Aim of the exercise:
Gather all lines in the entries below that include the word "Criador".

----- Records to use -----

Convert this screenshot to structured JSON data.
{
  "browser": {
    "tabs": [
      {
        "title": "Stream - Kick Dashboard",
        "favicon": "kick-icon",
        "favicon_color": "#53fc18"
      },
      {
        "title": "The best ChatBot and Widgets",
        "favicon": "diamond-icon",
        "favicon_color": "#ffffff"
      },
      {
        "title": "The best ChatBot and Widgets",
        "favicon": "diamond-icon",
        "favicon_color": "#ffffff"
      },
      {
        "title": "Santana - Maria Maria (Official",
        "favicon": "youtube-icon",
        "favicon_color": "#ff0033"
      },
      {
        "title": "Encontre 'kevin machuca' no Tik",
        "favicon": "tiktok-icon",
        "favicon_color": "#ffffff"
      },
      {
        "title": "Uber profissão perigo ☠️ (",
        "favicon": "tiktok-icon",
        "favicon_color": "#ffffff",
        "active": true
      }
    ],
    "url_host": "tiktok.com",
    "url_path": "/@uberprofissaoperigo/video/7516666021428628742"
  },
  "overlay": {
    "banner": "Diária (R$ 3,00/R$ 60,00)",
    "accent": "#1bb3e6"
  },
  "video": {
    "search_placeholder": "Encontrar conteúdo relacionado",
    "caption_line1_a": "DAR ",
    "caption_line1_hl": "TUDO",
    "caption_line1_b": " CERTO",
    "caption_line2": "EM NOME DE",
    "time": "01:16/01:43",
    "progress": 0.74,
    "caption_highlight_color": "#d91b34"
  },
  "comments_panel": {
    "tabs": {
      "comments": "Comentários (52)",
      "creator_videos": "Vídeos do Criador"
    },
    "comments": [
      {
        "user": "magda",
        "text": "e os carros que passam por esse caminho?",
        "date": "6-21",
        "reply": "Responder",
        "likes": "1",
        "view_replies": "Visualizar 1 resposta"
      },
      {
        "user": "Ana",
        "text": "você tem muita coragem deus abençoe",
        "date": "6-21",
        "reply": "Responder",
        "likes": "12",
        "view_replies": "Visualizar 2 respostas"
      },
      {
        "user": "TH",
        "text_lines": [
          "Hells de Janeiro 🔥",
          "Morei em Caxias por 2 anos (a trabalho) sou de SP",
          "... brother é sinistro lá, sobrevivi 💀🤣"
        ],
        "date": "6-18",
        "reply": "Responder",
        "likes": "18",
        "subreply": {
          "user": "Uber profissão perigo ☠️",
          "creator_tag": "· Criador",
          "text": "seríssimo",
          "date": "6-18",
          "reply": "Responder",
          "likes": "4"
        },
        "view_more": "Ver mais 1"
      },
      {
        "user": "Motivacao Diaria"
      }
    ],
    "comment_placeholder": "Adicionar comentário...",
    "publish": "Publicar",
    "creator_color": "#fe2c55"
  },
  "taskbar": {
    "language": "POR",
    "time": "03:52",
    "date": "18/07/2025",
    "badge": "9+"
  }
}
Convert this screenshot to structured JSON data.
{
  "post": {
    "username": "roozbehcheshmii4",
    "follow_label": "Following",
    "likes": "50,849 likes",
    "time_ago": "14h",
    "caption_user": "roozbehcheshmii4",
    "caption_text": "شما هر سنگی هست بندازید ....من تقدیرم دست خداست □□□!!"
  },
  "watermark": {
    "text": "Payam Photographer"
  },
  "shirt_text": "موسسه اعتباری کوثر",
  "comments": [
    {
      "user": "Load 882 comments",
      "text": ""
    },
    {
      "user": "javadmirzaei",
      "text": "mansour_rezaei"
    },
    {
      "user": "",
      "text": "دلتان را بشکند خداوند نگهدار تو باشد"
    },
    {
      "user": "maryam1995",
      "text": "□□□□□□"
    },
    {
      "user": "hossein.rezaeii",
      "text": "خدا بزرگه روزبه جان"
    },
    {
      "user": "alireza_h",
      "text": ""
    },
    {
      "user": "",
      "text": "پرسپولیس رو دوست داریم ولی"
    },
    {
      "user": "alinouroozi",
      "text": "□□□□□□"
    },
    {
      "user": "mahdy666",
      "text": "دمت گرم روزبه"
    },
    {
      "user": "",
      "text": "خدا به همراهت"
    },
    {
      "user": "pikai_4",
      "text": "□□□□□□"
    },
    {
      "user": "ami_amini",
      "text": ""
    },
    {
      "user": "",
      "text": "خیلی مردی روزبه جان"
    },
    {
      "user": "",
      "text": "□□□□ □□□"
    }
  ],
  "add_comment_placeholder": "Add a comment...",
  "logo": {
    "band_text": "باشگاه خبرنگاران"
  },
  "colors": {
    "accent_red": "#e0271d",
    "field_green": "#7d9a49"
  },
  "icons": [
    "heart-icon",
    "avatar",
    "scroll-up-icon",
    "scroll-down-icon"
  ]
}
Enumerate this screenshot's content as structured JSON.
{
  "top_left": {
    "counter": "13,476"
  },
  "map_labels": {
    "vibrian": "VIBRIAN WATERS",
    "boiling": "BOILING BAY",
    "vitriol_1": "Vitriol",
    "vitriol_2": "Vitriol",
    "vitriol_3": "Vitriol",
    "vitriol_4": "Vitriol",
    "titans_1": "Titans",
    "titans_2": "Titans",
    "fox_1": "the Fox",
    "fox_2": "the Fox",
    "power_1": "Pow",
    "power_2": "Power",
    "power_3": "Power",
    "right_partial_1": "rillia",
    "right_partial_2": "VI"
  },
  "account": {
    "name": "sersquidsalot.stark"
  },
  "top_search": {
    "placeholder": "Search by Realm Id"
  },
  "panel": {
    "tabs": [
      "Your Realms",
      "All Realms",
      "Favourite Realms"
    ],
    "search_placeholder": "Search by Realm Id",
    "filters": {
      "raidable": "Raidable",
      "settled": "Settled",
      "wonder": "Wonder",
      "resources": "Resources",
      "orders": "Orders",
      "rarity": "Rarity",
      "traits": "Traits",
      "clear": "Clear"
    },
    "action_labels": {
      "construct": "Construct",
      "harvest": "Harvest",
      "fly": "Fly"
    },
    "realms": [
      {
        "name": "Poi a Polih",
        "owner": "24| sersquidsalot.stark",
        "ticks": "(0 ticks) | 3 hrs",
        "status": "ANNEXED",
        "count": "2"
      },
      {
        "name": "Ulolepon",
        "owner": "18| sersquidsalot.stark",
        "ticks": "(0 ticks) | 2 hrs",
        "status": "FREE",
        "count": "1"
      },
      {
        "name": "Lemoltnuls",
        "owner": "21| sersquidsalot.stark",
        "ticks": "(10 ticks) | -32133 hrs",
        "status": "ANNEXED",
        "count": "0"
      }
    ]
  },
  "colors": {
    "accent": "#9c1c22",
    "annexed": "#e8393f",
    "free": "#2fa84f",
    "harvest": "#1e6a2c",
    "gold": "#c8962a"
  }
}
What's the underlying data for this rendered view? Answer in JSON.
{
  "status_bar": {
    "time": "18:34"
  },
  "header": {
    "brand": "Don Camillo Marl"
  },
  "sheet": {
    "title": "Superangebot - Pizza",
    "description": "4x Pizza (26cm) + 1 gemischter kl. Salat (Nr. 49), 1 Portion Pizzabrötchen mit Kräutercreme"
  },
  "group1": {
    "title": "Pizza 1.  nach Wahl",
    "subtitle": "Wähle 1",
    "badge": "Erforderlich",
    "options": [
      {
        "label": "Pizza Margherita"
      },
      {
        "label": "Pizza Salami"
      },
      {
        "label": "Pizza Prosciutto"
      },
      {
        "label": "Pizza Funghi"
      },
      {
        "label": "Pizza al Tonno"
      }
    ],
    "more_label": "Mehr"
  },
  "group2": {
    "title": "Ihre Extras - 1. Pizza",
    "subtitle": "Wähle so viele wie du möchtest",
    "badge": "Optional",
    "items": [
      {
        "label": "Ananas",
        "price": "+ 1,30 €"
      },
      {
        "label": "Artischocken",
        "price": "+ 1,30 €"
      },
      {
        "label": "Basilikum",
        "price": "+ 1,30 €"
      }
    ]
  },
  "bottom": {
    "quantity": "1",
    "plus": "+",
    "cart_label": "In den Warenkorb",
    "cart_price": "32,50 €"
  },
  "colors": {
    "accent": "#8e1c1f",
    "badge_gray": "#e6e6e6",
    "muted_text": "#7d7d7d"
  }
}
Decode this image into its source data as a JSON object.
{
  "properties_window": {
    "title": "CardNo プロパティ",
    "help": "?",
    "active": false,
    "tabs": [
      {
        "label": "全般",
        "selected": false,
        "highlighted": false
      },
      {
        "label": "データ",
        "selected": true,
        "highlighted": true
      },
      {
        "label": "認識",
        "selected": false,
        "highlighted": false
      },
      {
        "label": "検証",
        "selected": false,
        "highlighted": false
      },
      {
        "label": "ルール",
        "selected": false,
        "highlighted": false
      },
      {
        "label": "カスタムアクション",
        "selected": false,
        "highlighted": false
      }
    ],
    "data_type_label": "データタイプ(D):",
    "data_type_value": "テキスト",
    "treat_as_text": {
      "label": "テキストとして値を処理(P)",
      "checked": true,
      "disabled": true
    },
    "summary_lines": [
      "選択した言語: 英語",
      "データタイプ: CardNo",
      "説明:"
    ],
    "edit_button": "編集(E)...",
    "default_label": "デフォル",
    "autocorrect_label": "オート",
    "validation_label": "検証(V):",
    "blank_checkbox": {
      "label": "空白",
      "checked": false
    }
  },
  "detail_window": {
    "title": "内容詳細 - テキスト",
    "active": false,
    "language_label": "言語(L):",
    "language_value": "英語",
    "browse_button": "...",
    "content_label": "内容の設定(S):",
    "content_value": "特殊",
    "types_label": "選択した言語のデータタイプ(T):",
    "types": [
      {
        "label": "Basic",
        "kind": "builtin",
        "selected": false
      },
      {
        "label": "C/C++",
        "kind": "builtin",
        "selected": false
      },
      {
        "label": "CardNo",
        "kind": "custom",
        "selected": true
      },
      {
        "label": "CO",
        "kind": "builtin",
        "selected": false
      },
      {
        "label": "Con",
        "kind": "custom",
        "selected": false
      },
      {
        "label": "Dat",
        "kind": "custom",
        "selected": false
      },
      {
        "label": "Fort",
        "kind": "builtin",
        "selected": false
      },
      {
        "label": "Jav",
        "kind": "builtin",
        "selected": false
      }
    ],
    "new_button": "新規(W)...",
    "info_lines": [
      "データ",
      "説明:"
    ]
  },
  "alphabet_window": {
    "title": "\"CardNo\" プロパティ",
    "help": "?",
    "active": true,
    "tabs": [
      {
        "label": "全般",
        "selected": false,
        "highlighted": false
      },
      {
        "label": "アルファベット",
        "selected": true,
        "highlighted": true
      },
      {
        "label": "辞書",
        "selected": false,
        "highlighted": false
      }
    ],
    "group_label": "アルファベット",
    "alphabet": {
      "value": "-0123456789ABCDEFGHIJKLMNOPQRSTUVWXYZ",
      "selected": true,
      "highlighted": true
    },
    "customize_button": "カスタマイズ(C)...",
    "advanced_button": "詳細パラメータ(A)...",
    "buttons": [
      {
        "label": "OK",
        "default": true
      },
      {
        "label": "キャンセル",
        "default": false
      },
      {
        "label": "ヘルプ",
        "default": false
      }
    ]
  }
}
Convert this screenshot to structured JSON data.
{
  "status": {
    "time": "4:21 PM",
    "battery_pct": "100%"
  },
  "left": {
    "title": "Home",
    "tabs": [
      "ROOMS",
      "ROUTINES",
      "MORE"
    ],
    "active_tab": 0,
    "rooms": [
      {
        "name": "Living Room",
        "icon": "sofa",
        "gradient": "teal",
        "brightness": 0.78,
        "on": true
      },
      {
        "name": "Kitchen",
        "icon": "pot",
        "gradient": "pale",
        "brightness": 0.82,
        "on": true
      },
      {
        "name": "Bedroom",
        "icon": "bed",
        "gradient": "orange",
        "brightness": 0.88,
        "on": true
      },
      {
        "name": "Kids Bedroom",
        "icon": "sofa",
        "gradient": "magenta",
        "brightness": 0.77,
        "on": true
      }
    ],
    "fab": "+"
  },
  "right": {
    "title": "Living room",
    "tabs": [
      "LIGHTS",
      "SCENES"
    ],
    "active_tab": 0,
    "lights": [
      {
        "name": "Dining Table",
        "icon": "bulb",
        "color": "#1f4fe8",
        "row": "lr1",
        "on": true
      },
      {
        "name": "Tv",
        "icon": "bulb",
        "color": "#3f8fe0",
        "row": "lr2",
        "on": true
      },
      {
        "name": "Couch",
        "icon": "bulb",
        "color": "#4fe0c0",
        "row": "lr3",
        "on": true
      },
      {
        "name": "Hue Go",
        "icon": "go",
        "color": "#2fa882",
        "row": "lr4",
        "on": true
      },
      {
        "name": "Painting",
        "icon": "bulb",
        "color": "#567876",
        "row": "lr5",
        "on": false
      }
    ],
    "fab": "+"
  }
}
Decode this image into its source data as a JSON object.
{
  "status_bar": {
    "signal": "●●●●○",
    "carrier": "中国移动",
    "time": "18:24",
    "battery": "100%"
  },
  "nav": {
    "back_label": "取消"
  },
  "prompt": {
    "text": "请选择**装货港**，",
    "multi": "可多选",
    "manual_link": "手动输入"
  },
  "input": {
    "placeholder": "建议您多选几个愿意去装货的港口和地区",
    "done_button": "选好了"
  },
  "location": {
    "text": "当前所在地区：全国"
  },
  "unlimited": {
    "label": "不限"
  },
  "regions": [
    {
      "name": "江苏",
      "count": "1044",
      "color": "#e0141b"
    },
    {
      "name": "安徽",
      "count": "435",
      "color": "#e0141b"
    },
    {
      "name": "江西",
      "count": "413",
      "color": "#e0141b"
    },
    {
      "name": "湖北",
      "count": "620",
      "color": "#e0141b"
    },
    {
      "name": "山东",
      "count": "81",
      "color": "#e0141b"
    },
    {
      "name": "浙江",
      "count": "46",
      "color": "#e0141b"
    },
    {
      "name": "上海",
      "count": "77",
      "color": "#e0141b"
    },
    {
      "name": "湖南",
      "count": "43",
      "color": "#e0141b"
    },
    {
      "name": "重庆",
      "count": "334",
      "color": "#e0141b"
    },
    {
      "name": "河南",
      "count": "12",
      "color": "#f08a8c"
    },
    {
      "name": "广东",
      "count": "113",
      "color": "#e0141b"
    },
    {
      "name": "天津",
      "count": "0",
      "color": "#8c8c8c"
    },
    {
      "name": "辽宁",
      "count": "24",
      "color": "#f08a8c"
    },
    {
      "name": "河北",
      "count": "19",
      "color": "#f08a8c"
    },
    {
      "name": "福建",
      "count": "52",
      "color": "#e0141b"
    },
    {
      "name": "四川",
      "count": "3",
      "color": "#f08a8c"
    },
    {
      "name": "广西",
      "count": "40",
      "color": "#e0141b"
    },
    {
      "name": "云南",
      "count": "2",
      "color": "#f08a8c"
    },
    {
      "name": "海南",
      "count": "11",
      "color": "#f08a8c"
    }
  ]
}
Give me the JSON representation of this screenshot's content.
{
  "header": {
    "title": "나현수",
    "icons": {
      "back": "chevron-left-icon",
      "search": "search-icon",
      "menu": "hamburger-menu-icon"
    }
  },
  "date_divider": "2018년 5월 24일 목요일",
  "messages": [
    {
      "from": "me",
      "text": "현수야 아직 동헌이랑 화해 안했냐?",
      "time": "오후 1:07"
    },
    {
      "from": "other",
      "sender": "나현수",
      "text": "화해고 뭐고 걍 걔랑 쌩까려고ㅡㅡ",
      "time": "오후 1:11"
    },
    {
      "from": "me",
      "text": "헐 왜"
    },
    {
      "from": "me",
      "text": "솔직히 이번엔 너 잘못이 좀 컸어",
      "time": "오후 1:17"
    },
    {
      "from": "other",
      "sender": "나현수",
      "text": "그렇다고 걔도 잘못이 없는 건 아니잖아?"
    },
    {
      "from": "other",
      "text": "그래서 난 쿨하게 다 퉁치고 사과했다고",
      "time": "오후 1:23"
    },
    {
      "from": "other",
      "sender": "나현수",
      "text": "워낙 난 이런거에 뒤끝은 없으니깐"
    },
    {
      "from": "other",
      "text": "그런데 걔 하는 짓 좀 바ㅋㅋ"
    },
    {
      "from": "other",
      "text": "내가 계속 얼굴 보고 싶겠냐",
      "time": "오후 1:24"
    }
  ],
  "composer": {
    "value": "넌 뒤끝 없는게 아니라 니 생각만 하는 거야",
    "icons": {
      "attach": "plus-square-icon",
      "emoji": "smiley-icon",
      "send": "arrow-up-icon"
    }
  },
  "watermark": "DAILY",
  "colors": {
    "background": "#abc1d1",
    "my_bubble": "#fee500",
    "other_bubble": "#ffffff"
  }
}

-----

Response:
      "creator_videos": "Vídeos do Criador"
          "creator_tag": "· Criador",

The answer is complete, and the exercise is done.